═══ EXTRACTED MATERIAL
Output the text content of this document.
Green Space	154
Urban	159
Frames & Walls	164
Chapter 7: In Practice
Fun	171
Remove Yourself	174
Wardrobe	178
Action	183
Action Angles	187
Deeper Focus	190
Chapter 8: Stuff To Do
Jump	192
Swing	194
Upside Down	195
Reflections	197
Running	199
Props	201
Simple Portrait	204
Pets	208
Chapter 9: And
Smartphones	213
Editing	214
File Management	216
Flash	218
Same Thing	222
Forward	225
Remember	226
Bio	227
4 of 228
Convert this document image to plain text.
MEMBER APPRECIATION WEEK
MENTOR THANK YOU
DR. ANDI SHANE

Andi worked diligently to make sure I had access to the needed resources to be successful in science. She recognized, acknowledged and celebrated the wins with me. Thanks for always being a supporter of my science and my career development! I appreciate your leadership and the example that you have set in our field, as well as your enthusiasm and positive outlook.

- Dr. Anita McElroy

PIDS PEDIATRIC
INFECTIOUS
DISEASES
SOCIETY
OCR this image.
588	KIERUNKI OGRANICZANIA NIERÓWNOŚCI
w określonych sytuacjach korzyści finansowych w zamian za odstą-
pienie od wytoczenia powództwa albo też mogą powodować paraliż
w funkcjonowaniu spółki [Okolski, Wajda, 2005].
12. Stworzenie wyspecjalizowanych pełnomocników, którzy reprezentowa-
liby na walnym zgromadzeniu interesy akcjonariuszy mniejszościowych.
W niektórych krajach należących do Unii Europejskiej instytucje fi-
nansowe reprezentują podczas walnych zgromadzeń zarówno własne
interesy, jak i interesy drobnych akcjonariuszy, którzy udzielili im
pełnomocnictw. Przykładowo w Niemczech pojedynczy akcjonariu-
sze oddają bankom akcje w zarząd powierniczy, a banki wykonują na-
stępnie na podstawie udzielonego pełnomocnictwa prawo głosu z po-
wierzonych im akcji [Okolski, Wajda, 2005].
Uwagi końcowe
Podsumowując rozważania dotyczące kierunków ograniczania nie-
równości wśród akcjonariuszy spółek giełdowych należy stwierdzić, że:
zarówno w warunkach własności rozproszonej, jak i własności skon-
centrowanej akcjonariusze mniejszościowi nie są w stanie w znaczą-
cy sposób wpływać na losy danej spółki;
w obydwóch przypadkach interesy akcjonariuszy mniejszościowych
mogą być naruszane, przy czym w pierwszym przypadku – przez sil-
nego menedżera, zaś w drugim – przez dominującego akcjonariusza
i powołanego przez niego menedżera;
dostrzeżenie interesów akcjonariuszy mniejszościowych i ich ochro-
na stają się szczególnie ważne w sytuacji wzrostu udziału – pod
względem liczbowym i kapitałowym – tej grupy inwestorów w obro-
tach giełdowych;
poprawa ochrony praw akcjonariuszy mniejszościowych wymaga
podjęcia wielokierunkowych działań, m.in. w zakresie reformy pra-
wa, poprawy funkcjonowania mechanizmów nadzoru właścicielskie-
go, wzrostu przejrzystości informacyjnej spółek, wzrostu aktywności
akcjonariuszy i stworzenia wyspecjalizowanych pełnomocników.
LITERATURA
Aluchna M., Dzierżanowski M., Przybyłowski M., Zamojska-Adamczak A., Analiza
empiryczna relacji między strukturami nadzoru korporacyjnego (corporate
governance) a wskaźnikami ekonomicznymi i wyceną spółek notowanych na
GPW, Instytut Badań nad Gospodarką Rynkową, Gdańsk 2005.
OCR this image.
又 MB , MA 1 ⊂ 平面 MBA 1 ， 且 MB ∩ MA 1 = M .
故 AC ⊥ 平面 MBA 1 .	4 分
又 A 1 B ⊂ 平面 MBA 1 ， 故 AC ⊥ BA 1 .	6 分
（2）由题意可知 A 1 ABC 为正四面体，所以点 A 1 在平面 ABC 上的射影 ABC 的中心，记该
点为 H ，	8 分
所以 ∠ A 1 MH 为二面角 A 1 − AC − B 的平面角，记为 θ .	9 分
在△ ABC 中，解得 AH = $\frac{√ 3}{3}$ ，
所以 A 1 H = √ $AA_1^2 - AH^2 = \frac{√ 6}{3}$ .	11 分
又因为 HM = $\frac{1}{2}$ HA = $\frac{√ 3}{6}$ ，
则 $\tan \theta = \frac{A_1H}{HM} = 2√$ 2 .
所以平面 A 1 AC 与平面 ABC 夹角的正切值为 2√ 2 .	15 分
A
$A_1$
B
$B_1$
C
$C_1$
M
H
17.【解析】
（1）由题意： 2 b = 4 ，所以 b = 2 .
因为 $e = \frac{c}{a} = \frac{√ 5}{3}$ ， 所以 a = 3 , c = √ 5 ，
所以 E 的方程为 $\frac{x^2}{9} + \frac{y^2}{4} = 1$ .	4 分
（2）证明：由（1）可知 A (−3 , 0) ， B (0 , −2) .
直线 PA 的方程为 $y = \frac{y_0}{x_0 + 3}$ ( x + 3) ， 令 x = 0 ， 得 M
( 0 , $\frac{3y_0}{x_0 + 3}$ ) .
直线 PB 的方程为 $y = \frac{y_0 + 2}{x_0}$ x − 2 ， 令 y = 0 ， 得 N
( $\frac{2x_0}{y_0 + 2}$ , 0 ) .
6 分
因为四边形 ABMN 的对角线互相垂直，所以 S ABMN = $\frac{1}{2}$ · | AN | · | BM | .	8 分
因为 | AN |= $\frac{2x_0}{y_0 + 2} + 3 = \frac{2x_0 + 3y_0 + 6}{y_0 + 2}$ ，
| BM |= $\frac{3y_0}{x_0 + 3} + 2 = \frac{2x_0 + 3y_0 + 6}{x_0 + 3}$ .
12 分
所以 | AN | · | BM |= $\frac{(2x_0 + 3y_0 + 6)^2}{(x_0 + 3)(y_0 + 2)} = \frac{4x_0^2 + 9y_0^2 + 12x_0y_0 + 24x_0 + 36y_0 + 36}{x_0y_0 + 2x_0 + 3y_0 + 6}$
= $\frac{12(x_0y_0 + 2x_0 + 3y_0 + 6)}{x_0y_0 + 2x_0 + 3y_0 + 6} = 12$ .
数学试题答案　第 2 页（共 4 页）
══════
• _REQUIRED WORK_: Within the listing above, find every line containing the string "Chapter" and return it.

• _FULL RESPONSE_:
Chapter 7: In Practice
Chapter 8: Stuff To Do
Chapter 9: And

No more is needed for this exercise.